• _Direction 1_
In the film article below, swap "horror film" for "horror movie" and write out the passage from "Urban Menace is" to "as Holt (Tahitia)".

# START OF Extract provided

Urban Menace is a 1999 American horror film directed by Albert Pyun and starring Snoop Dogg, Big Pun, Ice-T and Fat Joe.

Premise
After a church burning in which a preacher and his family are killed, the preacher's insane ghost (Snoop Dogg) starts killing off the members of the gang responsible.

Cast
 Snoop Dogg as "Preacher" Caleb
 Big Pun as "Crow"
 Ice-T as The Narrator
 Fat Joe as "Terror"
 T. J. Storm as King
 Vincent Klyn as "Shadow"
 Romany Malco as "Syn"
 Tahitia Hicks as Holt (Tahitia)
 Eva La Dare as Jolene (Karen Dyer)
 Ernie Hudson Jr. as "No Dice"
 Jahi J.J. Zuri as "Cool D"

# END OF Extract provided

• _Direction 2_
Reproduce, word for word, the lines of the records from the line with "Enumerate the UI" to the line with "- panel-b-series-label: CuO: [285, 73, 295, 79]".

# START OF Records shown

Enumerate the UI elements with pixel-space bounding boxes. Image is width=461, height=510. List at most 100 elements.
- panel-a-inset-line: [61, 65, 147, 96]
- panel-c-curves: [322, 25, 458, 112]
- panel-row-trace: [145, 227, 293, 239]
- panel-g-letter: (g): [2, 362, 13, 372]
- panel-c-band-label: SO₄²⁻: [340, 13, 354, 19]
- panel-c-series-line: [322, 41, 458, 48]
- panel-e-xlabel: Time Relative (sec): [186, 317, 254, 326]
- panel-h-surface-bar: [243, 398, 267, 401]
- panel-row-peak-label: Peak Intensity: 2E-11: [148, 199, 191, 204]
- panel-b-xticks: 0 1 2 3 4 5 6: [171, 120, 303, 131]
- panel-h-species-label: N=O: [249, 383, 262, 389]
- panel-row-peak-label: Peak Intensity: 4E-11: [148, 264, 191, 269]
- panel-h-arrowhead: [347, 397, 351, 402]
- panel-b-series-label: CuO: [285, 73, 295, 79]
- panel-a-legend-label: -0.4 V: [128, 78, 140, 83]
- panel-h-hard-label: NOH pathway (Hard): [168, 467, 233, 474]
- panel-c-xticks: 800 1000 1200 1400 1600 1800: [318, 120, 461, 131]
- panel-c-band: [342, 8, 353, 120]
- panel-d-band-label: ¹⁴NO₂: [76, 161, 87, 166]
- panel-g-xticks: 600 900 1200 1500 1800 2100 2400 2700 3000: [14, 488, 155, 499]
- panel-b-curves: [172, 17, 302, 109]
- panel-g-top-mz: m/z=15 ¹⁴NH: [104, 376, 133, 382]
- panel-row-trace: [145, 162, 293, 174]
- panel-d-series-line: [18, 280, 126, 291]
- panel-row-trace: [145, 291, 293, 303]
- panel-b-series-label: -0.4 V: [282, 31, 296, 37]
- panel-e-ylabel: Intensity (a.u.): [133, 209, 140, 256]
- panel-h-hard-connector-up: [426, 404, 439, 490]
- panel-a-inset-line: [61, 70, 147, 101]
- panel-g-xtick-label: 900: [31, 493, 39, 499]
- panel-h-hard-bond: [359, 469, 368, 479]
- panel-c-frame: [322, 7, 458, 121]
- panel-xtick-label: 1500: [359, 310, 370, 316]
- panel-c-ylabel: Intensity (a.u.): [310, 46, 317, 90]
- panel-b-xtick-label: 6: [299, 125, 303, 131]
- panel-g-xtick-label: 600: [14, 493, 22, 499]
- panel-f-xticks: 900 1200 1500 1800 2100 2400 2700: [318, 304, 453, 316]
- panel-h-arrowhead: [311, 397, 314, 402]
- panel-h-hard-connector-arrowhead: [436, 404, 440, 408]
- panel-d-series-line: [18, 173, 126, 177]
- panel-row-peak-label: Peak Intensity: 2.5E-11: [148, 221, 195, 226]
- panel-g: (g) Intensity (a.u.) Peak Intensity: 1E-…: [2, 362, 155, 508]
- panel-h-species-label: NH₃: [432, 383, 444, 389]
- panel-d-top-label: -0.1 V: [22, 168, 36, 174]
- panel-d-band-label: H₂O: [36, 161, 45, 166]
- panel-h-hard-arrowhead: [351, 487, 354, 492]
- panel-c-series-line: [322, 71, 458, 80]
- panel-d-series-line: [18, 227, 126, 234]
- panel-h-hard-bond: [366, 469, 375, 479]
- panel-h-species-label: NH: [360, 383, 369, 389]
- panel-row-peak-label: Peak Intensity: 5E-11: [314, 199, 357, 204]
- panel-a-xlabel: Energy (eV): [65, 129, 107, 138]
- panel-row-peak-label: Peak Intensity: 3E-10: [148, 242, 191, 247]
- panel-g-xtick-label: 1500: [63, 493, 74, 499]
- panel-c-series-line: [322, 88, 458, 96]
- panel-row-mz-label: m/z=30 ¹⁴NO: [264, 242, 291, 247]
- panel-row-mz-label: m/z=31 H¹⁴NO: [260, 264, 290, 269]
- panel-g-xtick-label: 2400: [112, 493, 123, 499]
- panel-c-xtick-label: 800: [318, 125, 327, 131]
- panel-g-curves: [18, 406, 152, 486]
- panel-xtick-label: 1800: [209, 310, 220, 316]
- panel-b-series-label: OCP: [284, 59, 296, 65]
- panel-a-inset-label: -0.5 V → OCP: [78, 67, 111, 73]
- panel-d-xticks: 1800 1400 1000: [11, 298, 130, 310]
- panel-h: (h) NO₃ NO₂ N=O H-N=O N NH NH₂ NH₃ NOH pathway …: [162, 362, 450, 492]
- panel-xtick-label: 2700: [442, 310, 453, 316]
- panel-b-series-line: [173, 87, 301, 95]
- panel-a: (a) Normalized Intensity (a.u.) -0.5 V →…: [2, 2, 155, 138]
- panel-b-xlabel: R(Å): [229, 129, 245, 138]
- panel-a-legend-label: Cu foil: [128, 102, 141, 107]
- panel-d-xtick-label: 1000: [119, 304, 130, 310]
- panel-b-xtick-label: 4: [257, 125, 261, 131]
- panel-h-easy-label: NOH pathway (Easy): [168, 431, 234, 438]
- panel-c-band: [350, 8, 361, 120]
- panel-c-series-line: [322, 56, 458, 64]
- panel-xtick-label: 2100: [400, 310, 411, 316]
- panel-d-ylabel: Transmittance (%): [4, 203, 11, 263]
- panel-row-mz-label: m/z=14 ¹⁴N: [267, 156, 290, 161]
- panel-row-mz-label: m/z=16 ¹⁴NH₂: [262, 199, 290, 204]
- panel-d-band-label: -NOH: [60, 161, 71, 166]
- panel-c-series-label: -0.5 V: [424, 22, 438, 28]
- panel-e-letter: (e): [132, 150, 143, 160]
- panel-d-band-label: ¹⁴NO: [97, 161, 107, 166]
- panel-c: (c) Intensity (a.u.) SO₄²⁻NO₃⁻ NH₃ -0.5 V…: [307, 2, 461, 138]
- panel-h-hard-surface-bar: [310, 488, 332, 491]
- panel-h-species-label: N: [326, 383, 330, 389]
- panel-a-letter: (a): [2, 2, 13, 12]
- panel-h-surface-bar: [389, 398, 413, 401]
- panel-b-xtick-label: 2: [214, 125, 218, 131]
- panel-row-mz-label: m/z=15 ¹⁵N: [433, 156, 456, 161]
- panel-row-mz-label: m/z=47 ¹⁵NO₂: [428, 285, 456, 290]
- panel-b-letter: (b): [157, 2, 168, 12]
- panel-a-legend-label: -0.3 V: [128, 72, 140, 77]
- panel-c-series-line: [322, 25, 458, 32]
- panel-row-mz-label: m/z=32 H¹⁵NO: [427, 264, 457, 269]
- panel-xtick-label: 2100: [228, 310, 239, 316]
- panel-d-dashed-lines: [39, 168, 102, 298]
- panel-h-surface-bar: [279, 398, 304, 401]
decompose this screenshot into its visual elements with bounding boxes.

# END OF Records shown
# START OF Records shown

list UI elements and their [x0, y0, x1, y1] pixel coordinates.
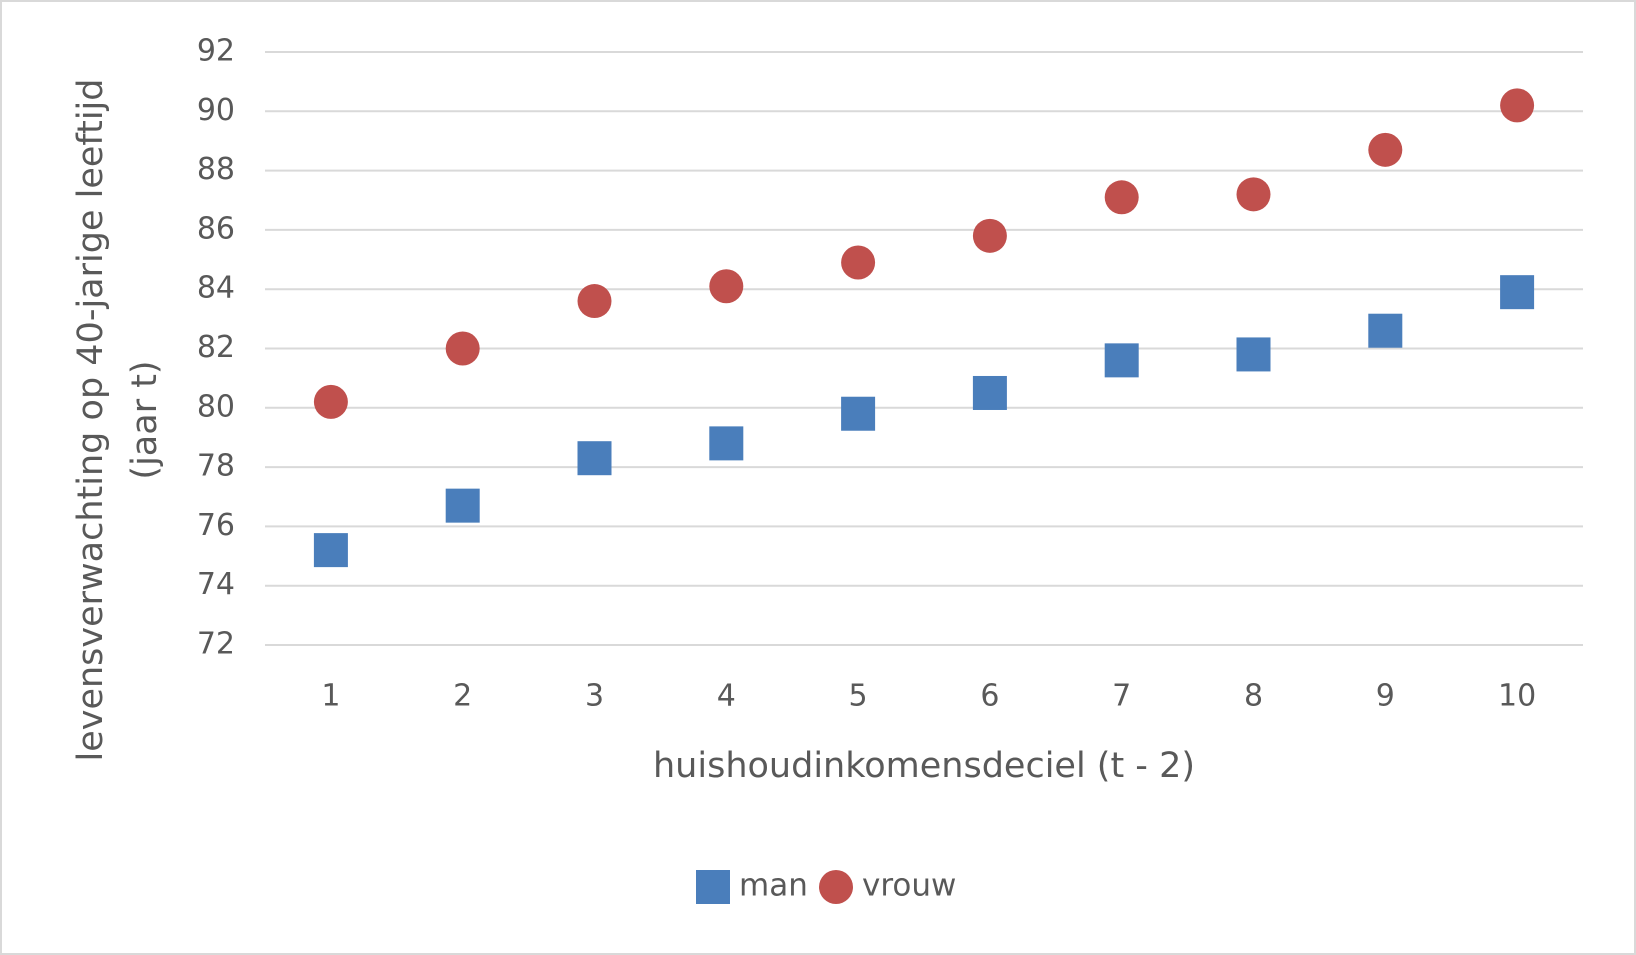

# END OF Records shown
# START OF Records shown

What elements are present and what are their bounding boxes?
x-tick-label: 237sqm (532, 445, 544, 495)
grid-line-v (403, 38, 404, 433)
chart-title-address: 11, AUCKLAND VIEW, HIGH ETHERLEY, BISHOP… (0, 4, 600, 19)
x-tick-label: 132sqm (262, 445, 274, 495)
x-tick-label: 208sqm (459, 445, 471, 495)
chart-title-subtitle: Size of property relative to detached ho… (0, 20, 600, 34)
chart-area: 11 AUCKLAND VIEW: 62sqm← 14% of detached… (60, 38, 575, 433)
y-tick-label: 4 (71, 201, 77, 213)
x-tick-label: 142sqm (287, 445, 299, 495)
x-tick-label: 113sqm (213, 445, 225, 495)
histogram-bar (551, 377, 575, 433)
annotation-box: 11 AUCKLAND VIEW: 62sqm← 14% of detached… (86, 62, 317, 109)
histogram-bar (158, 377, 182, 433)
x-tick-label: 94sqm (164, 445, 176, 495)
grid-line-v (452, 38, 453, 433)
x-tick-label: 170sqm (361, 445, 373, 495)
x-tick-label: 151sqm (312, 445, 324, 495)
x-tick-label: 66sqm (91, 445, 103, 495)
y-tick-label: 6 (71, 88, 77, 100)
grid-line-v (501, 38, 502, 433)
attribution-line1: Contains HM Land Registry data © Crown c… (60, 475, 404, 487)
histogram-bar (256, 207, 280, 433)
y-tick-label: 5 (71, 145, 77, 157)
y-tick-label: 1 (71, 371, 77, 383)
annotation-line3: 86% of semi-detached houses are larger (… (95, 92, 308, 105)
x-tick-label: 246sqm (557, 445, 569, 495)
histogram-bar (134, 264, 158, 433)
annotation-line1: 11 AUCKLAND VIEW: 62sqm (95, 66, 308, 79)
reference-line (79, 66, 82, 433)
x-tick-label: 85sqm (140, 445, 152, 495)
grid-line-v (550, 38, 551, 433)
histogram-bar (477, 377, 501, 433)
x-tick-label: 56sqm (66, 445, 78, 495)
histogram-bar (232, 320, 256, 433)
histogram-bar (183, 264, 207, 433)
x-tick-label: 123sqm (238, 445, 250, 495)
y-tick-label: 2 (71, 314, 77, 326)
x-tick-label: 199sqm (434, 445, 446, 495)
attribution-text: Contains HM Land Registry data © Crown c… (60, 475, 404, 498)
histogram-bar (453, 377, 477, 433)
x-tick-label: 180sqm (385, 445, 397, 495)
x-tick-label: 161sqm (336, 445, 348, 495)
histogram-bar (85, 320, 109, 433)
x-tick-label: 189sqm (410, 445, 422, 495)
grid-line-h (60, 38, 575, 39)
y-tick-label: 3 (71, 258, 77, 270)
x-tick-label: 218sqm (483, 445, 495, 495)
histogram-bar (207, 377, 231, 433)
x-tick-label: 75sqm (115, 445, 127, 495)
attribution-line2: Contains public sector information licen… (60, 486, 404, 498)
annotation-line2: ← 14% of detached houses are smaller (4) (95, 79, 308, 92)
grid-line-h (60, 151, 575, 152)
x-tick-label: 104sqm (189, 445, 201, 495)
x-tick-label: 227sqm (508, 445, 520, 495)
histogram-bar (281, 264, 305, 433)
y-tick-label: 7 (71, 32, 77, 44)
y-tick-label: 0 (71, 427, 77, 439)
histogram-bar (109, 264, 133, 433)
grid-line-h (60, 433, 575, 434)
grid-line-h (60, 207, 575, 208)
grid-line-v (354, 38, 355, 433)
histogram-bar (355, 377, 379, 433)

# END OF Records shown

• _Written response 1_
Urban Menace is a 1999 American horror movie directed by Albert Pyun and starring Snoop Dogg, Big Pun, Ice-T and Fat Joe.

Premise
After a church burning in which a preacher and his family are killed, the preacher's insane ghost (Snoop Dogg) starts killing off the members of the gang responsible.

Cast
 Snoop Dogg as "Preacher" Caleb
 Big Pun as "Crow"
 Ice-T as The Narrator
 Fat Joe as "Terror"
 T. J. Storm as King
 Vincent Klyn as "Shadow"
 Romany Malco as "Syn"
 Tahitia Hicks as Holt (Tahitia)

• _Written response 2_
Enumerate the UI elements with pixel-space bounding boxes. Image is width=461, height=510. List at most 100 elements.
- panel-a-inset-line: [61, 65, 147, 96]
- panel-c-curves: [322, 25, 458, 112]
- panel-row-trace: [145, 227, 293, 239]
- panel-g-letter: (g): [2, 362, 13, 372]
- panel-c-band-label: SO₄²⁻: [340, 13, 354, 19]
- panel-c-series-line: [322, 41, 458, 48]
- panel-e-xlabel: Time Relative (sec): [186, 317, 254, 326]
- panel-h-surface-bar: [243, 398, 267, 401]
- panel-row-peak-label: Peak Intensity: 2E-11: [148, 199, 191, 204]
- panel-b-xticks: 0 1 2 3 4 5 6: [171, 120, 303, 131]
- panel-h-species-label: N=O: [249, 383, 262, 389]
- panel-row-peak-label: Peak Intensity: 4E-11: [148, 264, 191, 269]
- panel-h-arrowhead: [347, 397, 351, 402]
- panel-b-series-label: CuO: [285, 73, 295, 79]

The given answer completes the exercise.